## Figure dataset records
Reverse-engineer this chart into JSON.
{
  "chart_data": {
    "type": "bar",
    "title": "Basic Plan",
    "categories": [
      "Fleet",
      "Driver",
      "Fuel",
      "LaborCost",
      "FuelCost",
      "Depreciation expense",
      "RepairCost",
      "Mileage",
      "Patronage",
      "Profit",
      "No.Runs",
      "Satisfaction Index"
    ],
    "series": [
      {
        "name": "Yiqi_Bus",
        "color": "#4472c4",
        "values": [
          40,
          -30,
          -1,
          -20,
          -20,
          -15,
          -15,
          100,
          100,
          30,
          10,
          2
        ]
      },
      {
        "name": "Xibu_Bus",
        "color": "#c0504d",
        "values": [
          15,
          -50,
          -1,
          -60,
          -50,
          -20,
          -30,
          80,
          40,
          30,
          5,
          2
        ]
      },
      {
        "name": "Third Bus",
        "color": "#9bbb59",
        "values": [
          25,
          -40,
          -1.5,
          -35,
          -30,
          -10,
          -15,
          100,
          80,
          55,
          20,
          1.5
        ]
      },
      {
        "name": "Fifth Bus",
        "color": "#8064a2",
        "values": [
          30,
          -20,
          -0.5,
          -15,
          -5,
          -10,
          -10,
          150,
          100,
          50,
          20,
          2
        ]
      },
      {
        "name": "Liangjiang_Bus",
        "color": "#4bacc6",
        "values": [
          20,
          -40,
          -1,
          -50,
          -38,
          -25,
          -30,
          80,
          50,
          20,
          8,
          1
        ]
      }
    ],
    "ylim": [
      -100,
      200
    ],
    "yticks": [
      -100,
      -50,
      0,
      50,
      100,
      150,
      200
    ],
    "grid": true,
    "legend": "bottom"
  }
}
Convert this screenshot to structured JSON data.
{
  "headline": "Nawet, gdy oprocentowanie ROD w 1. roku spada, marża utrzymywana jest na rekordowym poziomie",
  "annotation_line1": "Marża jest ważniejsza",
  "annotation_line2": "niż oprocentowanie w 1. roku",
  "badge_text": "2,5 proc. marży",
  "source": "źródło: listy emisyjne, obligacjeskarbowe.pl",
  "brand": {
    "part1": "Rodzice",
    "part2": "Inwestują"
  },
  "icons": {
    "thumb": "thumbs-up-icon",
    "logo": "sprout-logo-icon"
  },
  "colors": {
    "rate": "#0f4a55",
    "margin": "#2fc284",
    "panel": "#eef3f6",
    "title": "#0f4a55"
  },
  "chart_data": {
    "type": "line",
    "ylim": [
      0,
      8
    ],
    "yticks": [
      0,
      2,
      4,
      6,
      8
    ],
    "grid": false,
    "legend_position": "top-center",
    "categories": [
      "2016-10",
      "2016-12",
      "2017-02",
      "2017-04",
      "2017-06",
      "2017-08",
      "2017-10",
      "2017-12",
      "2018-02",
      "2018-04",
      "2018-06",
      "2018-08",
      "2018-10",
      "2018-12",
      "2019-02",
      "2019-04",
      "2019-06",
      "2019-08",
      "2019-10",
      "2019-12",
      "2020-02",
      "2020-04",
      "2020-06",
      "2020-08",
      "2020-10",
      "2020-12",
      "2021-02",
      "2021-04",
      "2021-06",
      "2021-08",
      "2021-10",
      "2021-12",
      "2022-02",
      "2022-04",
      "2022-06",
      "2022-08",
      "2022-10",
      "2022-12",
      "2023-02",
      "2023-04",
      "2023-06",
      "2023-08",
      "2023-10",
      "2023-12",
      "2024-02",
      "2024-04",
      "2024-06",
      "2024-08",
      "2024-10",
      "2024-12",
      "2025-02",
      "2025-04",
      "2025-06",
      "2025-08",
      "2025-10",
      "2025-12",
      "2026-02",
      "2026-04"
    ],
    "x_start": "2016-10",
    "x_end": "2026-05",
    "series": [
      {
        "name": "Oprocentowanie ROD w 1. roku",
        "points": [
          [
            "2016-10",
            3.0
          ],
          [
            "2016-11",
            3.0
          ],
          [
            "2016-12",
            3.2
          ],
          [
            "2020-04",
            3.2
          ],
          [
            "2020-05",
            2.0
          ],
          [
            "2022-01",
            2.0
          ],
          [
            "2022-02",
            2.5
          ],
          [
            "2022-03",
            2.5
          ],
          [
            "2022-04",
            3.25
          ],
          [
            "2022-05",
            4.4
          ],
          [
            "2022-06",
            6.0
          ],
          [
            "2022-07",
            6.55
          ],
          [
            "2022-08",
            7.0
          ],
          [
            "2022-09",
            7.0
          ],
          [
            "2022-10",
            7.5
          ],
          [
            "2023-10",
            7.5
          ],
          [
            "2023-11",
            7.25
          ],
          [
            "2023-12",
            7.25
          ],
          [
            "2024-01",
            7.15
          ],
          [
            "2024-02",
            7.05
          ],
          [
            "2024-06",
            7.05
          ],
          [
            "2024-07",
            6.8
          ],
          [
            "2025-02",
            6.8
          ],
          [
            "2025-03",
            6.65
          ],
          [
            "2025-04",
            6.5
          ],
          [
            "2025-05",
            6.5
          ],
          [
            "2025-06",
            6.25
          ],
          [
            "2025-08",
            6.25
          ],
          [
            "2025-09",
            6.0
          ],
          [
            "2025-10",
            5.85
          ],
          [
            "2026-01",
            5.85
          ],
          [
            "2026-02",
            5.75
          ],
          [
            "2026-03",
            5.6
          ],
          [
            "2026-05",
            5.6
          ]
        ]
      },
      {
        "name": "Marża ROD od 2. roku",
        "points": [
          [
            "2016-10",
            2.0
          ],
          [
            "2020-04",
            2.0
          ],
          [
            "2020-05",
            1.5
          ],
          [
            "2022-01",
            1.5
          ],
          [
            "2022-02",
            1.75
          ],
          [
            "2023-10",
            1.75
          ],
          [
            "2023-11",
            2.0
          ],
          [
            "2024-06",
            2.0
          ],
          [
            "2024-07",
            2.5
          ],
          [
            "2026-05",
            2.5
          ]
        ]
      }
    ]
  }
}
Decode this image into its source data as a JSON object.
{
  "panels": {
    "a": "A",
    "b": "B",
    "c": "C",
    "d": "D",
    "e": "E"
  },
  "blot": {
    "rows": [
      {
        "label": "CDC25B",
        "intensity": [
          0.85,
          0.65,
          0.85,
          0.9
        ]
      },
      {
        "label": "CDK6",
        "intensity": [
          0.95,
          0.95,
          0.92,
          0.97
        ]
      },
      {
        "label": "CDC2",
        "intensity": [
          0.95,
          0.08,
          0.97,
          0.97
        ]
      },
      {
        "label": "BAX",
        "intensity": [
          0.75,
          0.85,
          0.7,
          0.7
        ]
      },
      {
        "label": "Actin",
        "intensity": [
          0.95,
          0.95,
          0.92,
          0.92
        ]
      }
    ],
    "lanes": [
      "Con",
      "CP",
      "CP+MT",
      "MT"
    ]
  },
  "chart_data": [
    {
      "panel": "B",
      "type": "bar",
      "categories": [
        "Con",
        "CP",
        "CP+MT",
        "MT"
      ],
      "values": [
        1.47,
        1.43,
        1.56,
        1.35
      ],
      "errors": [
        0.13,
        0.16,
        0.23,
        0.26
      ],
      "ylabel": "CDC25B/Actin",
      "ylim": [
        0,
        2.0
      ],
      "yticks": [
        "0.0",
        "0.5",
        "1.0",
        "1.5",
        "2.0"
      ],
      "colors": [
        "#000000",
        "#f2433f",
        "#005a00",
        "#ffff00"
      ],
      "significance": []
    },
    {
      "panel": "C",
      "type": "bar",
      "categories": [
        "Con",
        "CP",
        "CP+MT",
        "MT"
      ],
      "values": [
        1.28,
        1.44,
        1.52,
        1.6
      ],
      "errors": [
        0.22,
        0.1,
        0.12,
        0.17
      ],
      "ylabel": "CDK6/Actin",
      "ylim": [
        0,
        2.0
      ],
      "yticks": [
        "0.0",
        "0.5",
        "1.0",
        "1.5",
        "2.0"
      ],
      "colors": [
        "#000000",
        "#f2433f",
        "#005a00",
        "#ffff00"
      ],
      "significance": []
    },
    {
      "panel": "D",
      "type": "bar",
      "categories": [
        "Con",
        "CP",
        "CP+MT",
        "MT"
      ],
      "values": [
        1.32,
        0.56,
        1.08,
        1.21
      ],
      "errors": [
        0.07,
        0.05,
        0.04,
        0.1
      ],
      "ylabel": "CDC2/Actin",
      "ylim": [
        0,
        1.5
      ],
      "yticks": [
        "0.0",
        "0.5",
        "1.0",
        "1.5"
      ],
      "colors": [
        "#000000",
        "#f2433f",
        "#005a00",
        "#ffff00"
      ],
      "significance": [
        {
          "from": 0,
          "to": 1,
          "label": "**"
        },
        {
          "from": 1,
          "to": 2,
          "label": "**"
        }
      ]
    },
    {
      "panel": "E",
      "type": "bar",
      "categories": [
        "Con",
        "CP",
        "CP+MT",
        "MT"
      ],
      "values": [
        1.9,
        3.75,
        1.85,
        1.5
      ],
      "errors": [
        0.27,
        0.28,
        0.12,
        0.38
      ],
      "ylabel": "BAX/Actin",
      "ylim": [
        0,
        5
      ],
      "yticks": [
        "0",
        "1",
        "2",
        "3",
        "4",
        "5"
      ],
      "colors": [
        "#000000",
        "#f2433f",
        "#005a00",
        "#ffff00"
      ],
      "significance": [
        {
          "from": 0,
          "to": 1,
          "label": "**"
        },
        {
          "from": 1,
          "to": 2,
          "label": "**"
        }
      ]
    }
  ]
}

## Task instructions
From the data above, gather every line that includes the word "into".

## The answer
Reverse-engineer this chart into JSON.
Decode this image into its source data as a JSON object.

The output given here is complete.